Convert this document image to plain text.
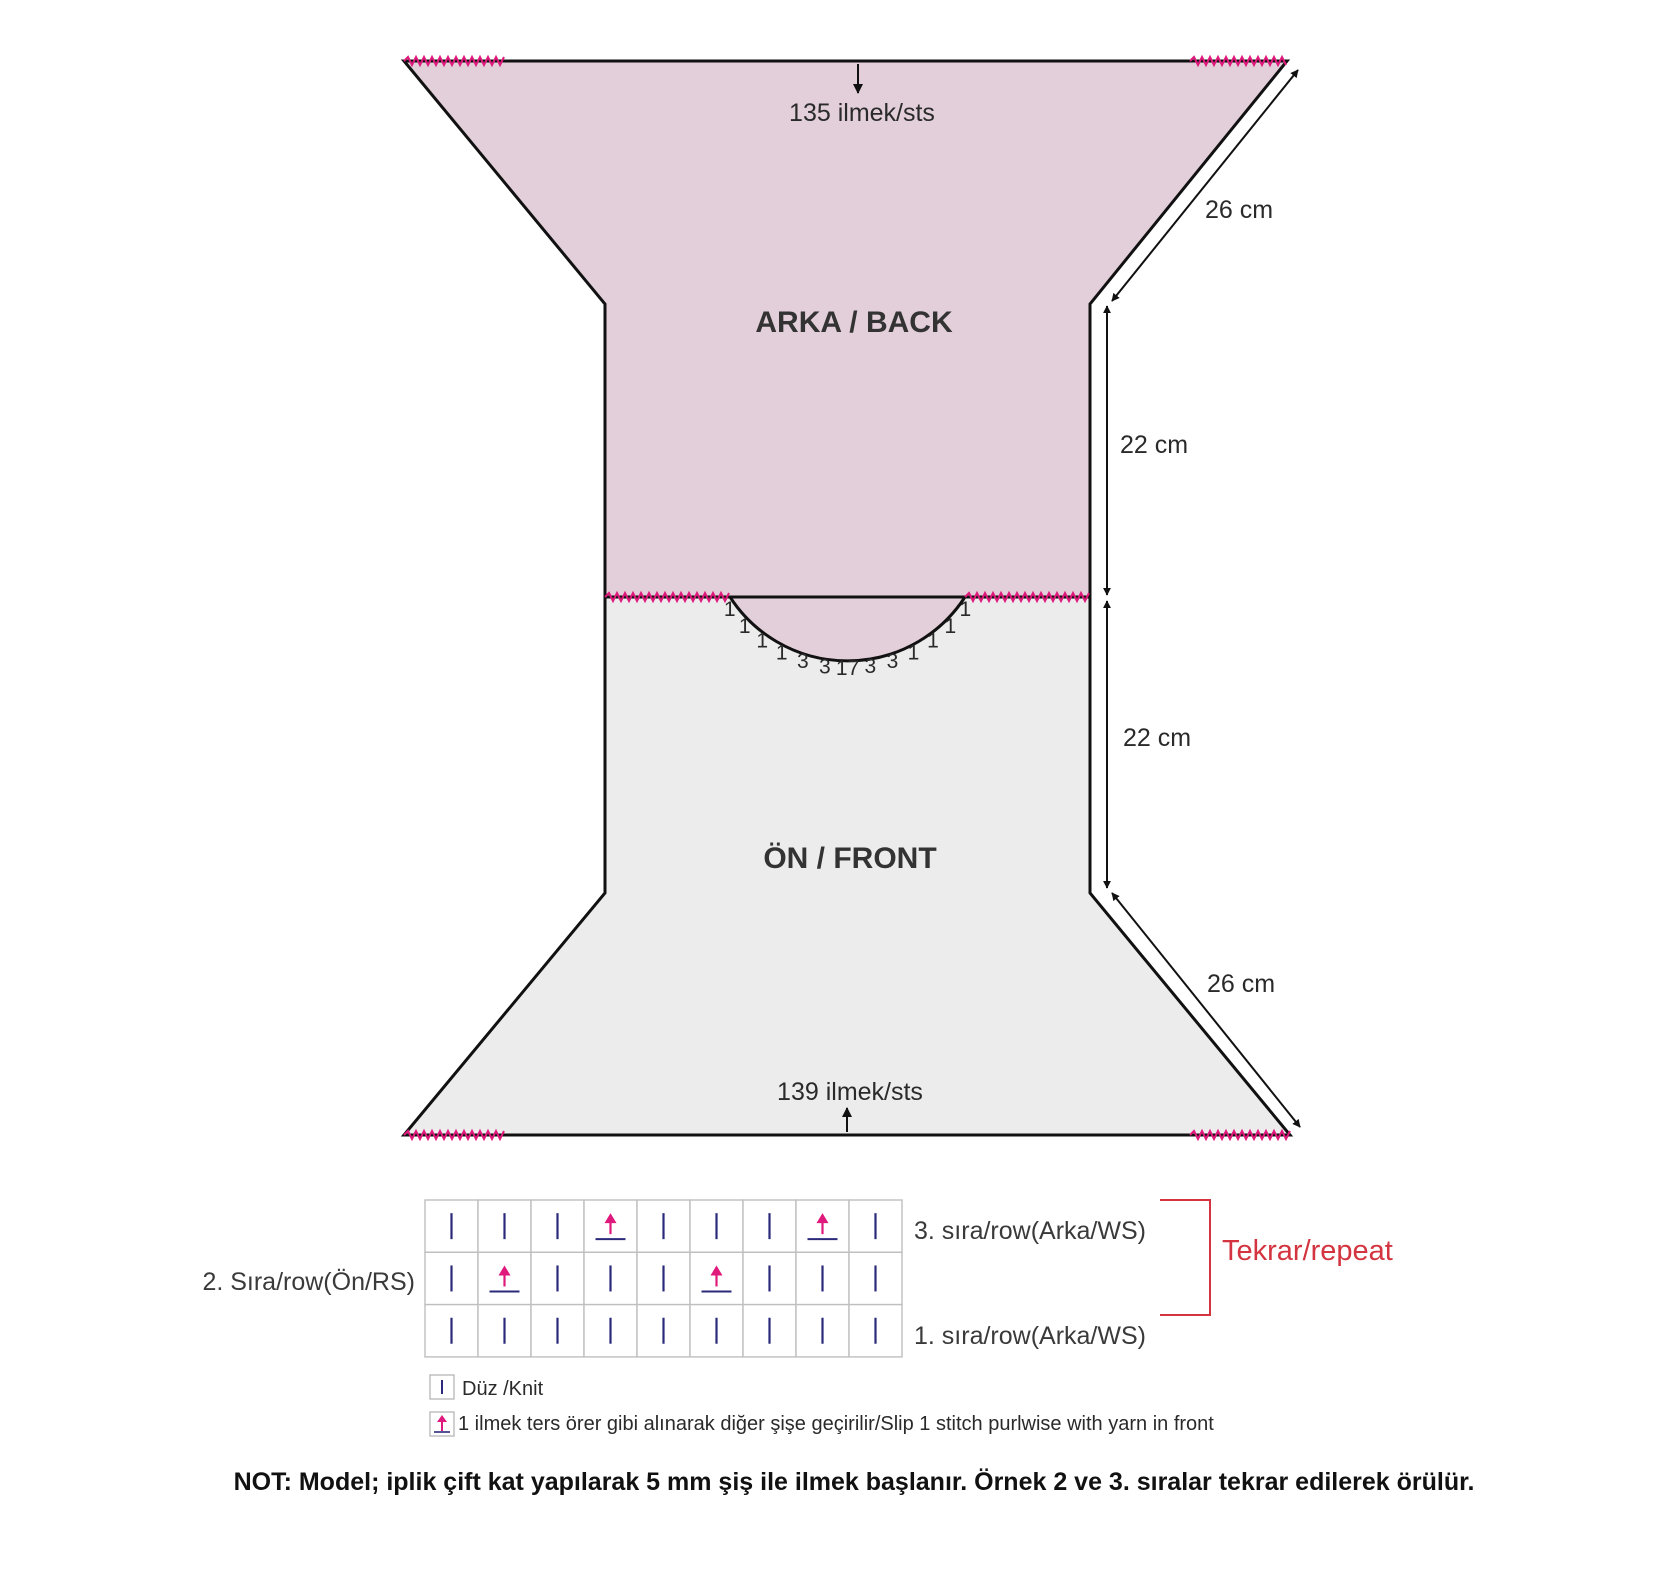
ARKA / BACK
ÖN / FRONT
135 ilmek/sts
139 ilmek/sts
26 cm
22 cm
22 cm
26 cm
1
1
1
1 3 3 17 3 3 1
1
1
1
3. sıra/row(Arka/WS)
2. Sıra/row(Ön/RS)
1. sıra/row(Arka/WS)
Tekrar/repeat
Düz /Knit
1 ilmek ters örer gibi alınarak diğer şişe geçirilir/Slip 1 stitch purlwise with yarn in front
NOT: Model; iplik çift kat yapılarak 5 mm şiş ile ilmek başlanır. Örnek 2 ve 3. sıralar tekrar edilerek örülür.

——————————

* Exercise objective *
Tally how many lines of the records hold the word "ilmek". Answer with the number only.

* Task response *
4